**Request:**
Write the data out again exactly, dropping any images it holds.

● ● ●

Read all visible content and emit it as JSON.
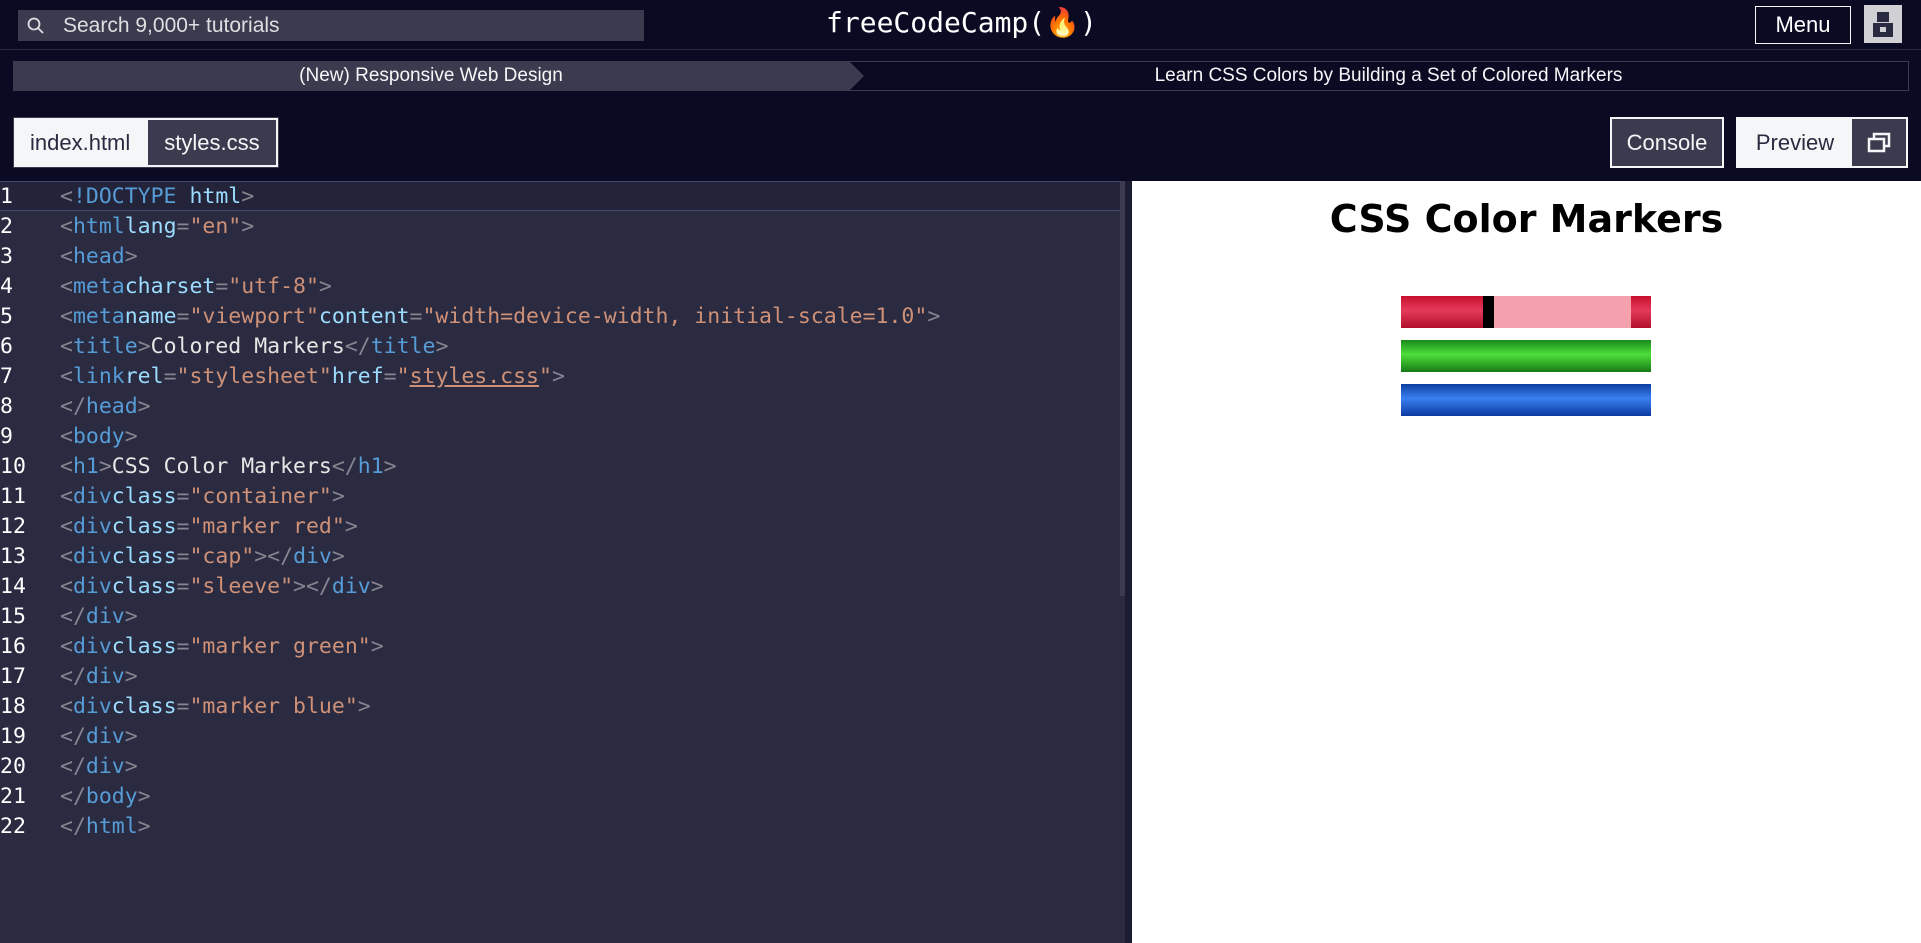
{
  "header": {
    "search_placeholder": "Search 9,000+ tutorials",
    "logo": "freeCodeCamp(🔥)",
    "menu_label": "Menu"
  },
  "breadcrumb": {
    "course": "(New) Responsive Web Design",
    "project": "Learn CSS Colors by Building a Set of Colored Markers"
  },
  "file_tabs": [
    "index.html",
    "styles.css"
  ],
  "panel_buttons": {
    "console": "Console",
    "preview": "Preview"
  },
  "editor": {
    "line_numbers": [
      "1",
      "2",
      "3",
      "4",
      "5",
      "6",
      "7",
      "8",
      "9",
      "10",
      "11",
      "12",
      "13",
      "14",
      "15",
      "16",
      "17",
      "18",
      "19",
      "20",
      "21",
      "22"
    ],
    "lines": [
      "<!DOCTYPE html>",
      "<html lang=\"en\">",
      "  <head>",
      "    <meta charset=\"utf-8\">",
      "    <meta name=\"viewport\" content=\"width=device-width, initial-scale=1.0\">",
      "    <title>Colored Markers</title>",
      "    <link rel=\"stylesheet\" href=\"styles.css\">",
      "  </head>",
      "  <body>",
      "    <h1>CSS Color Markers</h1>",
      "    <div class=\"container\">",
      "      <div class=\"marker red\">",
      "        <div class=\"cap\"></div>",
      "        <div class=\"sleeve\"></div>",
      "      </div>",
      "      <div class=\"marker green\">",
      "      </div>",
      "      <div class=\"marker blue\">",
      "      </div>",
      "    </div>",
      "  </body>",
      "</html>"
    ]
  },
  "preview": {
    "title": "CSS Color Markers",
    "markers": [
      "red",
      "green",
      "blue"
    ]
  },
  "colors": {
    "background": "#0a0a23",
    "editor_bg": "#2a2a40",
    "tag": "#569cd6",
    "attr": "#9cdcfe",
    "string": "#ce9178"
  }
}
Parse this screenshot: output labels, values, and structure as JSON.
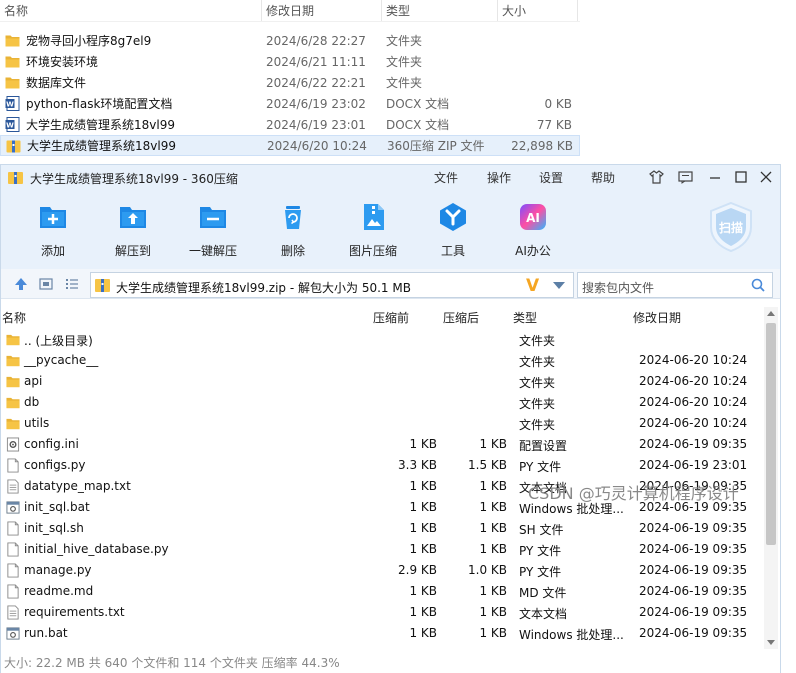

● ● ●

**The answer:**
Read all visible content and emit it as JSON.
{
  "header": {
    "search_placeholder": "Search 9,000+ tutorials",
    "logo": "freeCodeCamp(🔥)",
    "menu_label": "Menu"
  },
  "breadcrumb": {
    "course": "(New) Responsive Web Design",
    "project": "Learn CSS Colors by Building a Set of Colored Markers"
  },
  "file_tabs": [
    "index.html",
    "styles.css"
  ],
  "panel_buttons": {
    "console": "Console",
    "preview": "Preview"
  },
  "editor": {
    "line_numbers": [
      "1",
      "2",
      "3",
      "4",
      "5",
      "6",
      "7",
      "8",
      "9",
      "10",
      "11",
      "12",
      "13",
      "14",
      "15",
      "16",
      "17",
      "18",
      "19",
      "20",
      "21",
      "22"
    ],
    "lines": [
      "<!DOCTYPE html>",
      "<html lang=\"en\">",
      "  <head>",
      "    <meta charset=\"utf-8\">",
      "    <meta name=\"viewport\" content=\"width=device-width, initial-scale=1.0\">",
      "    <title>Colored Markers</title>",
      "    <link rel=\"stylesheet\" href=\"styles.css\">",
      "  </head>",
      "  <body>",
      "    <h1>CSS Color Markers</h1>",
      "    <div class=\"container\">",
      "      <div class=\"marker red\">",
      "        <div class=\"cap\"></div>",
      "        <div class=\"sleeve\"></div>",
      "      </div>",
      "      <div class=\"marker green\">",
      "      </div>",
      "      <div class=\"marker blue\">",
      "      </div>",
      "    </div>",
      "  </body>",
      "</html>"
    ]
  },
  "preview": {
    "title": "CSS Color Markers",
    "markers": [
      "red",
      "green",
      "blue"
    ]
  },
  "colors": {
    "background": "#0a0a23",
    "editor_bg": "#2a2a40",
    "tag": "#569cd6",
    "attr": "#9cdcfe",
    "string": "#ce9178"
  }
}
Parse this screenshot: output labels, values, and structure as JSON.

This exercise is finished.